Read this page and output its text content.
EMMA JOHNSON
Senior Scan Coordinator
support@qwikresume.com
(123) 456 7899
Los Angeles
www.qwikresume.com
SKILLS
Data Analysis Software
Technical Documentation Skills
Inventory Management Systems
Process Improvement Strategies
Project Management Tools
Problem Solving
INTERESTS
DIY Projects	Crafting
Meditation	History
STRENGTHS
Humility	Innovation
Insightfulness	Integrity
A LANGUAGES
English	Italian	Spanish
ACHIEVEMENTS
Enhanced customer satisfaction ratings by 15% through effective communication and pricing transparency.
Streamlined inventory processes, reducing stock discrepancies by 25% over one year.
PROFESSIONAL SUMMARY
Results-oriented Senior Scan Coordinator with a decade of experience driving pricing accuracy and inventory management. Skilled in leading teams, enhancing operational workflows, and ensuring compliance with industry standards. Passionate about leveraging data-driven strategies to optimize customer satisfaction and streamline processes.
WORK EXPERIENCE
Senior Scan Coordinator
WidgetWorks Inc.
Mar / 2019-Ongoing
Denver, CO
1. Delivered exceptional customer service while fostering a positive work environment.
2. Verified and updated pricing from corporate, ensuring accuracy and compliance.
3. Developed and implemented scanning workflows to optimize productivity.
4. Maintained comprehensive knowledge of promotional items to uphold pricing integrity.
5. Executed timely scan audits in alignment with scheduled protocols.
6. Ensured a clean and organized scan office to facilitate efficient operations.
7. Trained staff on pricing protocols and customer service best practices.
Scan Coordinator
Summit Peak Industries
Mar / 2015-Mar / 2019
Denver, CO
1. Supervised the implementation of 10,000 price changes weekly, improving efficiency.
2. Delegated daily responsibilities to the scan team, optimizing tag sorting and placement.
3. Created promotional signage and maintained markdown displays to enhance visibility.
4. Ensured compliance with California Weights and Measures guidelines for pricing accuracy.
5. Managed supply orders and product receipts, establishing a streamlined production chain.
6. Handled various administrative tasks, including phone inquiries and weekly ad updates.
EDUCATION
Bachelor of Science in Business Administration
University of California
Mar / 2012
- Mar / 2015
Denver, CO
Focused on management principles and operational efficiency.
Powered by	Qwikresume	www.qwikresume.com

--------

__Exercise prompt__. In the entries above, identify every line with the word "Coordinator". Copy those lines.

__Response below__.
Senior Scan Coordinator
Results-oriented Senior Scan Coordinator with a decade of experience driving pricing accuracy and inventory management. Skilled in leading teams, enhancing operational workflows, and ensuring compliance with industry standards. Passionate about leveraging data-driven strategies to optimize customer satisfaction and streamline processes.
Senior Scan Coordinator
Scan Coordinator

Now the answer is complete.